» **WHAT THE EXERCISE ASKS**
Without the pictures, can you quote each line below exactly?

Some records:
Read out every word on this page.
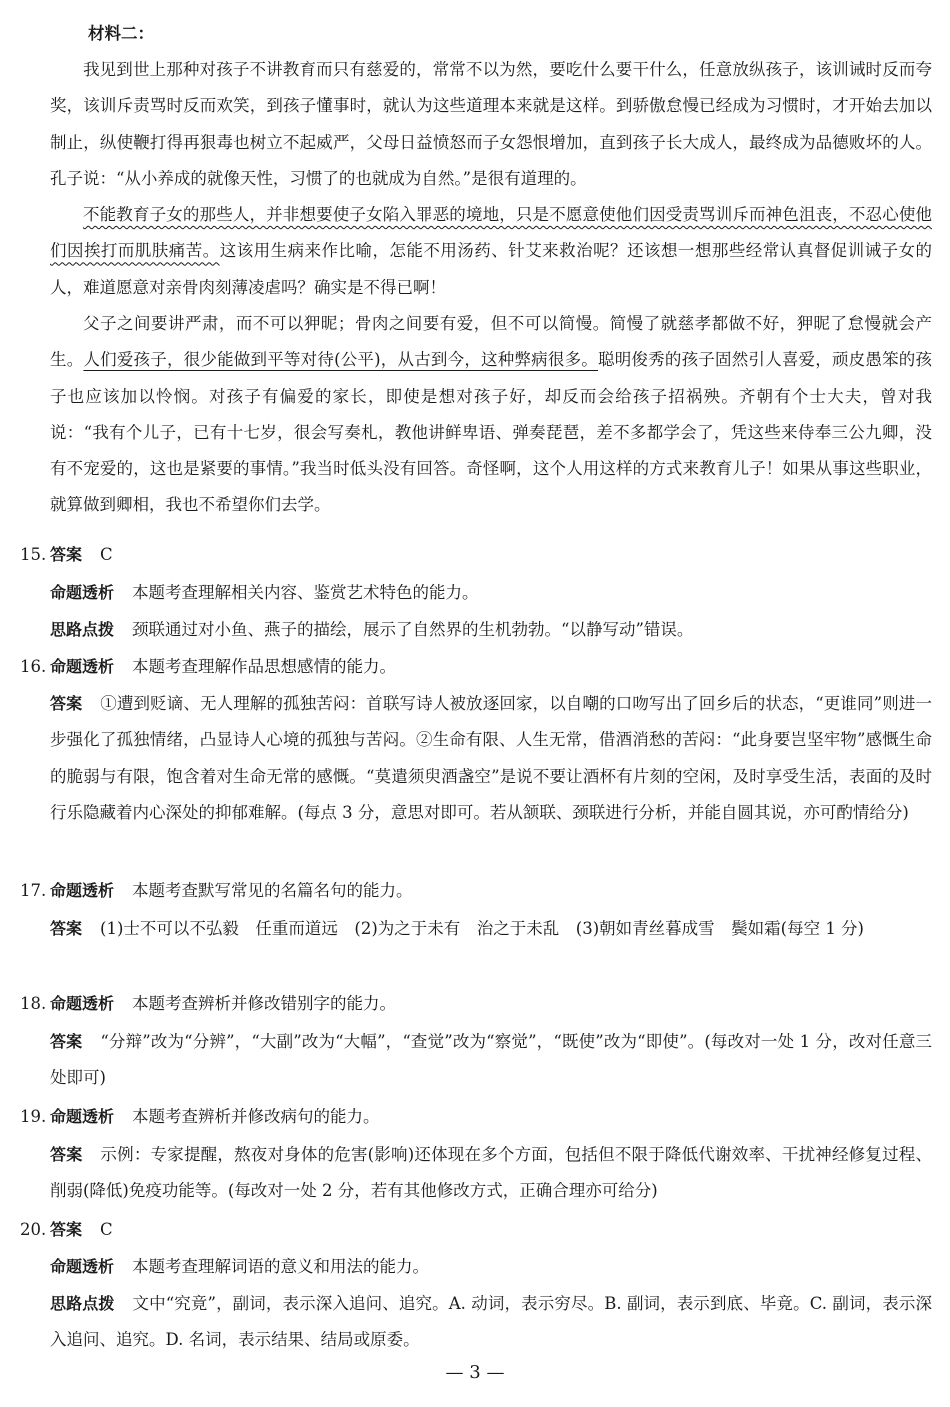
材料二：
我见到世上那种对孩子不讲教育而只有慈爱的，常常不以为然，要吃什么要干什么，任意放纵孩子，该训诫时反而夸奖，该训斥责骂时反而欢笑，到孩子懂事时，就认为这些道理本来就是这样。到骄傲怠慢已经成为习惯时，才开始去加以制止，纵使鞭打得再狠毒也树立不起威严，父母日益愤怒而子女怨恨增加，直到孩子长大成人，最终成为品德败坏的人。孔子说：“从小养成的就像天性，习惯了的也就成为自然。”是很有道理的。
不能教育子女的那些人，并非想要使子女陷入罪恶的境地，只是不愿意使他们因受责骂训斥而神色沮丧，不忍心使他们因挨打而肌肤痛苦。这该用生病来作比喻，怎能不用汤药、针艾来救治呢？还该想一想那些经常认真督促训诫子女的人，难道愿意对亲骨肉刻薄凌虐吗？确实是不得已啊！
父子之间要讲严肃，而不可以狎昵；骨肉之间要有爱，但不可以简慢。简慢了就慈孝都做不好，狎昵了怠慢就会产生。人们爱孩子，很少能做到平等对待(公平)，从古到今，这种弊病很多。聪明俊秀的孩子固然引人喜爱，顽皮愚笨的孩子也应该加以怜悯。对孩子有偏爱的家长，即使是想对孩子好，却反而会给孩子招祸殃。齐朝有个士大夫，曾对我说：“我有个儿子，已有十七岁，很会写奏札，教他讲鲜卑语、弹奏琵琶，差不多都学会了，凭这些来侍奉三公九卿，没有不宠爱的，这也是紧要的事情。”我当时低头没有回答。奇怪啊，这个人用这样的方式来教育儿子！如果从事这些职业，就算做到卿相，我也不希望你们去学。
15. 答案 C
命题透析 本题考查理解相关内容、鉴赏艺术特色的能力。
思路点拨 颈联通过对小鱼、燕子的描绘，展示了自然界的生机勃勃。“以静写动”错误。
16. 命题透析 本题考查理解作品思想感情的能力。
答案 ①遭到贬谪、无人理解的孤独苦闷：首联写诗人被放逐回家，以自嘲的口吻写出了回乡后的状态，“更谁同”则进一步强化了孤独情绪，凸显诗人心境的孤独与苦闷。②生命有限、人生无常，借酒消愁的苦闷：“此身要岂坚牢物”感慨生命的脆弱与有限，饱含着对生命无常的感慨。“莫遣须臾酒盏空”是说不要让酒杯有片刻的空闲，及时享受生活，表面的及时行乐隐藏着内心深处的抑郁难解。(每点 3 分，意思对即可。若从颔联、颈联进行分析，并能自圆其说，亦可酌情给分)
17. 命题透析 本题考查默写常见的名篇名句的能力。
答案 (1)士不可以不弘毅　任重而道远　(2)为之于未有　治之于未乱　(3)朝如青丝暮成雪　鬓如霜(每空 1 分)
18. 命题透析 本题考查辨析并修改错别字的能力。
答案 “分辩”改为“分辨”，“大副”改为“大幅”，“查觉”改为“察觉”，“既使”改为“即使”。(每改对一处 1 分，改对任意三处即可)
19. 命题透析 本题考查辨析并修改病句的能力。
答案 示例：专家提醒，熬夜对身体的危害(影响)还体现在多个方面，包括但不限于降低代谢效率、干扰神经修复过程、削弱(降低)免疫功能等。(每改对一处 2 分，若有其他修改方式，正确合理亦可给分)
20. 答案 C
命题透析 本题考查理解词语的意义和用法的能力。
思路点拨 文中“究竟”，副词，表示深入追问、追究。A. 动词，表示穷尽。B. 副词，表示到底、毕竟。C. 副词，表示深入追问、追究。D. 名词，表示结果、结局或原委。
— 3 —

» **CORRECT OUTPUT**
Read out every word on this page.
材料二：
我见到世上那种对孩子不讲教育而只有慈爱的，常常不以为然，要吃什么要干什么，任意放纵孩子，该训诫时反而夸奖，该训斥责骂时反而欢笑，到孩子懂事时，就认为这些道理本来就是这样。到骄傲怠慢已经成为习惯时，才开始去加以制止，纵使鞭打得再狠毒也树立不起威严，父母日益愤怒而子女怨恨增加，直到孩子长大成人，最终成为品德败坏的人。孔子说：“从小养成的就像天性，习惯了的也就成为自然。”是很有道理的。
不能教育子女的那些人，并非想要使子女陷入罪恶的境地，只是不愿意使他们因受责骂训斥而神色沮丧，不忍心使他们因挨打而肌肤痛苦。这该用生病来作比喻，怎能不用汤药、针艾来救治呢？还该想一想那些经常认真督促训诫子女的人，难道愿意对亲骨肉刻薄凌虐吗？确实是不得已啊！
父子之间要讲严肃，而不可以狎昵；骨肉之间要有爱，但不可以简慢。简慢了就慈孝都做不好，狎昵了怠慢就会产生。人们爱孩子，很少能做到平等对待(公平)，从古到今，这种弊病很多。聪明俊秀的孩子固然引人喜爱，顽皮愚笨的孩子也应该加以怜悯。对孩子有偏爱的家长，即使是想对孩子好，却反而会给孩子招祸殃。齐朝有个士大夫，曾对我说：“我有个儿子，已有十七岁，很会写奏札，教他讲鲜卑语、弹奏琵琶，差不多都学会了，凭这些来侍奉三公九卿，没有不宠爱的，这也是紧要的事情。”我当时低头没有回答。奇怪啊，这个人用这样的方式来教育儿子！如果从事这些职业，就算做到卿相，我也不希望你们去学。
15. 答案 C
命题透析 本题考查理解相关内容、鉴赏艺术特色的能力。
思路点拨 颈联通过对小鱼、燕子的描绘，展示了自然界的生机勃勃。“以静写动”错误。
16. 命题透析 本题考查理解作品思想感情的能力。
答案 ①遭到贬谪、无人理解的孤独苦闷：首联写诗人被放逐回家，以自嘲的口吻写出了回乡后的状态，“更谁同”则进一步强化了孤独情绪，凸显诗人心境的孤独与苦闷。②生命有限、人生无常，借酒消愁的苦闷：“此身要岂坚牢物”感慨生命的脆弱与有限，饱含着对生命无常的感慨。“莫遣须臾酒盏空”是说不要让酒杯有片刻的空闲，及时享受生活，表面的及时行乐隐藏着内心深处的抑郁难解。(每点 3 分，意思对即可。若从颔联、颈联进行分析，并能自圆其说，亦可酌情给分)
17. 命题透析 本题考查默写常见的名篇名句的能力。
答案 (1)士不可以不弘毅　任重而道远　(2)为之于未有　治之于未乱　(3)朝如青丝暮成雪　鬓如霜(每空 1 分)
18. 命题透析 本题考查辨析并修改错别字的能力。
答案 “分辩”改为“分辨”，“大副”改为“大幅”，“查觉”改为“察觉”，“既使”改为“即使”。(每改对一处 1 分，改对任意三处即可)
19. 命题透析 本题考查辨析并修改病句的能力。
答案 示例：专家提醒，熬夜对身体的危害(影响)还体现在多个方面，包括但不限于降低代谢效率、干扰神经修复过程、削弱(降低)免疫功能等。(每改对一处 2 分，若有其他修改方式，正确合理亦可给分)
20. 答案 C
命题透析 本题考查理解词语的意义和用法的能力。
思路点拨 文中“究竟”，副词，表示深入追问、追究。A. 动词，表示穷尽。B. 副词，表示到底、毕竟。C. 副词，表示深入追问、追究。D. 名词，表示结果、结局或原委。
— 3 —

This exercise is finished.